Exercise description
Check every line of the entries for "including", and copy the lines that hold it.
__________________________________________________
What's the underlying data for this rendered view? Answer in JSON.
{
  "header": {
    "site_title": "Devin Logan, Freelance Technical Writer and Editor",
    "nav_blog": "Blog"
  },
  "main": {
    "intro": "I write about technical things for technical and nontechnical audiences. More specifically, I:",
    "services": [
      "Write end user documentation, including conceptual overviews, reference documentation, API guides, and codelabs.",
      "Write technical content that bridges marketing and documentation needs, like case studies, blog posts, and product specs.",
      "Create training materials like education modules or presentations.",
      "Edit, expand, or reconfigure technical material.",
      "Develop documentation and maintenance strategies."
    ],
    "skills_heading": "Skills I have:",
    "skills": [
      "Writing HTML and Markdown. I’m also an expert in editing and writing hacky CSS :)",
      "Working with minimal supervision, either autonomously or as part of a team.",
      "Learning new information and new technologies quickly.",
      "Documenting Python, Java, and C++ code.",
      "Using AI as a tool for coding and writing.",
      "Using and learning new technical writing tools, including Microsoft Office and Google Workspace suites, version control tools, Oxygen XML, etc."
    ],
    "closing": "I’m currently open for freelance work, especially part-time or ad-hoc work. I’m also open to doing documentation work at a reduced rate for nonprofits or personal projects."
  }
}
__________________________________________________
Response for this exercise
      "Write end user documentation, including conceptual overviews, reference documentation, API guides, and codelabs.",
      "Using and learning new technical writing tools, including Microsoft Office and Google Workspace suites, version control tools, Oxygen XML, etc."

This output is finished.